#### Record excerpts

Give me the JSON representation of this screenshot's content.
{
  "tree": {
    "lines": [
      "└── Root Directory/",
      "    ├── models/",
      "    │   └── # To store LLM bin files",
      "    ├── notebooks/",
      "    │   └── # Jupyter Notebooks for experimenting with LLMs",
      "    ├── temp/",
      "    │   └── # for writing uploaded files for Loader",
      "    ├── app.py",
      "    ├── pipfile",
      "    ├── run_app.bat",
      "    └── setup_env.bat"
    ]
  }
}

########
#### Record excerpts

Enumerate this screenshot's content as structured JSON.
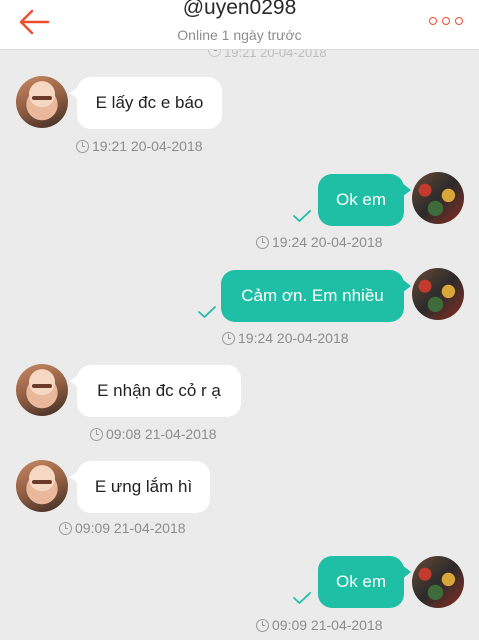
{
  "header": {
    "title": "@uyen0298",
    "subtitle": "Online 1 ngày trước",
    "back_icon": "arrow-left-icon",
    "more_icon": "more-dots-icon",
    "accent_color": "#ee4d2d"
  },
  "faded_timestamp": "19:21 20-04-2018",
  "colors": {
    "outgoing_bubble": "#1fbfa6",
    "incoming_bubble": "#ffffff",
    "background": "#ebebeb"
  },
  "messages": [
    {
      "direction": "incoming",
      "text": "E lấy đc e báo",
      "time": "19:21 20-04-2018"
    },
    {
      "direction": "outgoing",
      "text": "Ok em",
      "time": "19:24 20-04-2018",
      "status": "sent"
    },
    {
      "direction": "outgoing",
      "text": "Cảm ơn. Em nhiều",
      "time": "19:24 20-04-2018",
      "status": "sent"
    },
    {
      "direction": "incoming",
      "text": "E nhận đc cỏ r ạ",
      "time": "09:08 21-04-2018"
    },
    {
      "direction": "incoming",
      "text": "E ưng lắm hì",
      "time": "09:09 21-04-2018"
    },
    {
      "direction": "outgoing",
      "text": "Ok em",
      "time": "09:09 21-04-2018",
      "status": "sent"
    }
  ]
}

########

*Objective*:
Isolate the lines that hold the word "content" and copy all of them.

*Task output*:
Give me the JSON representation of this screenshot's content.
Enumerate this screenshot's content as structured JSON.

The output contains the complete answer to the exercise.